Figure record listings —
►

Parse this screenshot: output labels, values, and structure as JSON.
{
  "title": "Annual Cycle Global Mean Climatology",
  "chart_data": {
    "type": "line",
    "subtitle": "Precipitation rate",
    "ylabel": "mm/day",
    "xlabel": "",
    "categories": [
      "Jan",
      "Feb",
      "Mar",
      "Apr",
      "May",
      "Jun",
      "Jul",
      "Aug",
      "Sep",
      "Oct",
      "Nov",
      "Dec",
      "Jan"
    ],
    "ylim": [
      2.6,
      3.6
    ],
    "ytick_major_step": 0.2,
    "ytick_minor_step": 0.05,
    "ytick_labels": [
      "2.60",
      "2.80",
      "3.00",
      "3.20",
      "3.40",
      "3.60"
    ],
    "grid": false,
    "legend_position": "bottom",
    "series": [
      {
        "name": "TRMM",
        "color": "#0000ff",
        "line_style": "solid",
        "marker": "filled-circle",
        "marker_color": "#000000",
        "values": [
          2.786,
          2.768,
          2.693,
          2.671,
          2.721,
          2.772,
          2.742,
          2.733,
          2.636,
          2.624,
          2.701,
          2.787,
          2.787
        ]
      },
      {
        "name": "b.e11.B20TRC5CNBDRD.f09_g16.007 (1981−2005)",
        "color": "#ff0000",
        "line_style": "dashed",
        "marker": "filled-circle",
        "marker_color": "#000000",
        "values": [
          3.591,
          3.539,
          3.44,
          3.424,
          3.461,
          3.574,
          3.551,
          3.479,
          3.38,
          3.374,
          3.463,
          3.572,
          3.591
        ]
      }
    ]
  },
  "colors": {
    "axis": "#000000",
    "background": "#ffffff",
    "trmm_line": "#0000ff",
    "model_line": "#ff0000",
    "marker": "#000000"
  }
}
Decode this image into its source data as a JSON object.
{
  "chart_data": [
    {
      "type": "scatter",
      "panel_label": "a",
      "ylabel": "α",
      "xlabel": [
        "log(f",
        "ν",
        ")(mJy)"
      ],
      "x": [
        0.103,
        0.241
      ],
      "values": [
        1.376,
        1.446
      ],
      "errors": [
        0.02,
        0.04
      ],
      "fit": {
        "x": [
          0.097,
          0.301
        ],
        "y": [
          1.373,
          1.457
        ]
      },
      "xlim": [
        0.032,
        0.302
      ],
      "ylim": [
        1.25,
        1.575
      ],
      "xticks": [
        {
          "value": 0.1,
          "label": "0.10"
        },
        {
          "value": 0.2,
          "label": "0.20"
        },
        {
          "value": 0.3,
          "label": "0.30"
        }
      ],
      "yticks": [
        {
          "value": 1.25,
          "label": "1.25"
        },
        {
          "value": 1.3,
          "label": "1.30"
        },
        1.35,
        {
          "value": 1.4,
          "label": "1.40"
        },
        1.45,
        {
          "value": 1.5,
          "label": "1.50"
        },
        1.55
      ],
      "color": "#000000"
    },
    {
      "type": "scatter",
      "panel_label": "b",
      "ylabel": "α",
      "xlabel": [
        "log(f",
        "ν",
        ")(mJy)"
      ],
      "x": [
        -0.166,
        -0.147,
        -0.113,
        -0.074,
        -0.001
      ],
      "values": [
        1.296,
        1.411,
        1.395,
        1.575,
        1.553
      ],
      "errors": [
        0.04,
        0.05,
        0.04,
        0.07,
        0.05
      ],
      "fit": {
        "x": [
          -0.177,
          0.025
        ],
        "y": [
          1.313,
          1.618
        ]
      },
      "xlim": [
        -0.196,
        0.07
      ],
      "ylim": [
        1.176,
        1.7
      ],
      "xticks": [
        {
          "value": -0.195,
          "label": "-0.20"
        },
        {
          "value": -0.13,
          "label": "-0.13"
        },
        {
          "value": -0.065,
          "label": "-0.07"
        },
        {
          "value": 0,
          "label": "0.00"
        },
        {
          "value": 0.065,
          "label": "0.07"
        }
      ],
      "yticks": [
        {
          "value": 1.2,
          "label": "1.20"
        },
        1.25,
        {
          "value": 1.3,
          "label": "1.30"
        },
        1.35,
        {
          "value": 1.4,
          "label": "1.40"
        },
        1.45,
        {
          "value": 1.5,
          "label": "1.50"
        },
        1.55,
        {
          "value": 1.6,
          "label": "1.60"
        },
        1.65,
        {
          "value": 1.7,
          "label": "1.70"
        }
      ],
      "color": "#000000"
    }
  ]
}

◄

The problem — Where a line of the entries contains the word "JSON", copy that line.

Exercise answer —
Parse this screenshot: output labels, values, and structure as JSON.
Decode this image into its source data as a JSON object.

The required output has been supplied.